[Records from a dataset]
=-=-=
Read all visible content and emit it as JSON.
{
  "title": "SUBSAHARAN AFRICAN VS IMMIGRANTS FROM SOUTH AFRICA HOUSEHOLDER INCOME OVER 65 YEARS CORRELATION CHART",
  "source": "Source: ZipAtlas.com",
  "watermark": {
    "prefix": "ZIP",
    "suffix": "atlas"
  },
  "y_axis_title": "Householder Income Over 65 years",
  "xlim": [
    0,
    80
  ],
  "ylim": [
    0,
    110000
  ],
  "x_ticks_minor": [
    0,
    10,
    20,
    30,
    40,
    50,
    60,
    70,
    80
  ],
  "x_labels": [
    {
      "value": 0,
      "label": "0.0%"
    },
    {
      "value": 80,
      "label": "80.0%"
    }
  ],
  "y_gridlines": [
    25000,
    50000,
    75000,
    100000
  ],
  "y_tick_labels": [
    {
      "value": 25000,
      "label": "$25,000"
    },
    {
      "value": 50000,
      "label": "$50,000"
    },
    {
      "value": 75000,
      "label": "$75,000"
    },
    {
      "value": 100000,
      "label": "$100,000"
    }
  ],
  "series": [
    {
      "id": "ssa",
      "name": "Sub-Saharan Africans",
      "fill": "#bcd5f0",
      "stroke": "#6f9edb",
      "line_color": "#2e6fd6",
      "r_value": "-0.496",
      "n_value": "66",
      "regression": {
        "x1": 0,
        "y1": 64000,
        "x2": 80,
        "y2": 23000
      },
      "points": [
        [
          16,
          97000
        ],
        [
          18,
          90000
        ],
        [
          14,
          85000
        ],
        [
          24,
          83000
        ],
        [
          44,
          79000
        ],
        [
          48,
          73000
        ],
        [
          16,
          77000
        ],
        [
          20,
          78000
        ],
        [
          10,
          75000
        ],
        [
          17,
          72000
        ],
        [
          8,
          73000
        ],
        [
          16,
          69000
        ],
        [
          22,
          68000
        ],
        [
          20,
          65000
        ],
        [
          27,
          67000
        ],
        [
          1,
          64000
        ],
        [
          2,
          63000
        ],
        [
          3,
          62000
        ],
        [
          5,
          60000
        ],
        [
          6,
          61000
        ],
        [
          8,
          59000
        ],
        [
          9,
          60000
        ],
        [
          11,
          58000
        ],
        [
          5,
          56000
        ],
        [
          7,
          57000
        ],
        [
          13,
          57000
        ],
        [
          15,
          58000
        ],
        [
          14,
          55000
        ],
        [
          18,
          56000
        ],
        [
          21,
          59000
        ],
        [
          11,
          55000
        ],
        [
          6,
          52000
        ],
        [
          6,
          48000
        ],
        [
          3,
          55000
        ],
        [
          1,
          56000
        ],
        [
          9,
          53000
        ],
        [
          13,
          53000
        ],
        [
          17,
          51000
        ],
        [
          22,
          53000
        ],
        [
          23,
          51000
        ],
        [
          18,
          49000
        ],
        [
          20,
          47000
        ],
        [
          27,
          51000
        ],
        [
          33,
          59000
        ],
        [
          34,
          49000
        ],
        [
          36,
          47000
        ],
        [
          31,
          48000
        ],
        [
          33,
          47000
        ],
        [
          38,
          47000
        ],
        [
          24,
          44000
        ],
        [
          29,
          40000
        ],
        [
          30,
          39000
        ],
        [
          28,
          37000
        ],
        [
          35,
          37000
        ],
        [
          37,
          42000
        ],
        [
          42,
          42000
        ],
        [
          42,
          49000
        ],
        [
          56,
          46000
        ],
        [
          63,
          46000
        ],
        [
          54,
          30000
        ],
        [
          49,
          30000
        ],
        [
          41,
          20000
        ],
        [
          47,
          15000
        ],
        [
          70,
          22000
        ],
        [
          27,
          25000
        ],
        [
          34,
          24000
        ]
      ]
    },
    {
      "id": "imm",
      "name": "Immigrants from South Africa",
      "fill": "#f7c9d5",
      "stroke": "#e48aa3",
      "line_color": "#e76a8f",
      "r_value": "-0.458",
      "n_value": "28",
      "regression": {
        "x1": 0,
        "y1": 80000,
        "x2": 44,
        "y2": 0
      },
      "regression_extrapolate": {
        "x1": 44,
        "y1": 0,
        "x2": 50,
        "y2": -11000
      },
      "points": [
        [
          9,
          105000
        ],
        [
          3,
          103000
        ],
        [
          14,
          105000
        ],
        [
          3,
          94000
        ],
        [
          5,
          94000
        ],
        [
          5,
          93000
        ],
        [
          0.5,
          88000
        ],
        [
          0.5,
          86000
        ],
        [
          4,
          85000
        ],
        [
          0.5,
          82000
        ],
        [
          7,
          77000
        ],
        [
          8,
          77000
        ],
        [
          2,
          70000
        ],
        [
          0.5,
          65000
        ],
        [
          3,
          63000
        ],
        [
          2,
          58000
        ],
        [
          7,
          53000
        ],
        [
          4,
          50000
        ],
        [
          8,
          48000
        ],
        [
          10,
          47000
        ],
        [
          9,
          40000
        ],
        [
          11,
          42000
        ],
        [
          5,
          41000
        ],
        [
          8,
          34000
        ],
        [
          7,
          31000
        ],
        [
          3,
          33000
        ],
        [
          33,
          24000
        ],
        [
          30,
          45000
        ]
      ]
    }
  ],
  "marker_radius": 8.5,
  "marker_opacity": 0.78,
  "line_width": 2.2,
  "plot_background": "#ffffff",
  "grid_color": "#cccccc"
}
=-=-=
__Written instruction__. Write out every record shown above, word for word.

__Exercise answer__.
Read all visible content and emit it as JSON.
{
  "title": "SUBSAHARAN AFRICAN VS IMMIGRANTS FROM SOUTH AFRICA HOUSEHOLDER INCOME OVER 65 YEARS CORRELATION CHART",
  "source": "Source: ZipAtlas.com",
  "watermark": {
    "prefix": "ZIP",
    "suffix": "atlas"
  },
  "y_axis_title": "Householder Income Over 65 years",
  "xlim": [
    0,
    80
  ],
  "ylim": [
    0,
    110000
  ],
  "x_ticks_minor": [
    0,
    10,
    20,
    30,
    40,
    50,
    60,
    70,
    80
  ],
  "x_labels": [
    {
      "value": 0,
      "label": "0.0%"
    },
    {
      "value": 80,
      "label": "80.0%"
    }
  ],
  "y_gridlines": [
    25000,
    50000,
    75000,
    100000
  ],
  "y_tick_labels": [
    {
      "value": 25000,
      "label": "$25,000"
    },
    {
      "value": 50000,
      "label": "$50,000"
    },
    {
      "value": 75000,
      "label": "$75,000"
    },
    {
      "value": 100000,
      "label": "$100,000"
    }
  ],
  "series": [
    {
      "id": "ssa",
      "name": "Sub-Saharan Africans",
      "fill": "#bcd5f0",
      "stroke": "#6f9edb",
      "line_color": "#2e6fd6",
      "r_value": "-0.496",
      "n_value": "66",
      "regression": {
        "x1": 0,
        "y1": 64000,
        "x2": 80,
        "y2": 23000
      },
      "points": [
        [
          16,
          97000
        ],
        [
          18,
          90000
        ],
        [
          14,
          85000
        ],
        [
          24,
          83000
        ],
        [
          44,
          79000
        ],
        [
          48,
          73000
        ],
        [
          16,
          77000
        ],
        [
          20,
          78000
        ],
        [
          10,
          75000
        ],
        [
          17,
          72000
        ],
        [
          8,
          73000
        ],
        [
          16,
          69000
        ],
        [
          22,
          68000
        ],
        [
          20,
          65000
        ],
        [
          27,
          67000
        ],
        [
          1,
          64000
        ],
        [
          2,
          63000
        ],
        [
          3,
          62000
        ],
        [
          5,
          60000
        ],
        [
          6,
          61000
        ],
        [
          8,
          59000
        ],
        [
          9,
          60000
        ],
        [
          11,
          58000
        ],
        [
          5,
          56000
        ],
        [
          7,
          57000
        ],
        [
          13,
          57000
        ],
        [
          15,
          58000
        ],
        [
          14,
          55000
        ],
        [
          18,
          56000
        ],
        [
          21,
          59000
        ],
        [
          11,
          55000
        ],
        [
          6,
          52000
        ],
        [
          6,
          48000
        ],
        [
          3,
          55000
        ],
        [
          1,
          56000
        ],
        [
          9,
          53000
        ],
        [
          13,
          53000
        ],
        [
          17,
          51000
        ],
        [
          22,
          53000
        ],
        [
          23,
          51000
        ],
        [
          18,
          49000
        ],
        [
          20,
          47000
        ],
        [
          27,
          51000
        ],
        [
          33,
          59000
        ],
        [
          34,
          49000
        ],
        [
          36,
          47000
        ],
        [
          31,
          48000
        ],
        [
          33,
          47000
        ],
        [
          38,
          47000
        ],
        [
          24,
          44000
        ],
        [
          29,
          40000
        ],
        [
          30,
          39000
        ],
        [
          28,
          37000
        ],
        [
          35,
          37000
        ],
        [
          37,
          42000
        ],
        [
          42,
          42000
        ],
        [
          42,
          49000
        ],
        [
          56,
          46000
        ],
        [
          63,
          46000
        ],
        [
          54,
          30000
        ],
        [
          49,
          30000
        ],
        [
          41,
          20000
        ],
        [
          47,
          15000
        ],
        [
          70,
          22000
        ],
        [
          27,
          25000
        ],
        [
          34,
          24000
        ]
      ]
    },
    {
      "id": "imm",
      "name": "Immigrants from South Africa",
      "fill": "#f7c9d5",
      "stroke": "#e48aa3",
      "line_color": "#e76a8f",
      "r_value": "-0.458",
      "n_value": "28",
      "regression": {
        "x1": 0,
        "y1": 80000,
        "x2": 44,
        "y2": 0
      },
      "regression_extrapolate": {
        "x1": 44,
        "y1": 0,
        "x2": 50,
        "y2": -11000
      },
      "points": [
        [
          9,
          105000
        ],
        [
          3,
          103000
        ],
        [
          14,
          105000
        ],
        [
          3,
          94000
        ],
        [
          5,
          94000
        ],
        [
          5,
          93000
        ],
        [
          0.5,
          88000
        ],
        [
          0.5,
          86000
        ],
        [
          4,
          85000
        ],
        [
          0.5,
          82000
        ],
        [
          7,
          77000
        ],
        [
          8,
          77000
        ],
        [
          2,
          70000
        ],
        [
          0.5,
          65000
        ],
        [
          3,
          63000
        ],
        [
          2,
          58000
        ],
        [
          7,
          53000
        ],
        [
          4,
          50000
        ],
        [
          8,
          48000
        ],
        [
          10,
          47000
        ],
        [
          9,
          40000
        ],
        [
          11,
          42000
        ],
        [
          5,
          41000
        ],
        [
          8,
          34000
        ],
        [
          7,
          31000
        ],
        [
          3,
          33000
        ],
        [
          33,
          24000
        ],
        [
          30,
          45000
        ]
      ]
    }
  ],
  "marker_radius": 8.5,
  "marker_opacity": 0.78,
  "line_width": 2.2,
  "plot_background": "#ffffff",
  "grid_color": "#cccccc"
}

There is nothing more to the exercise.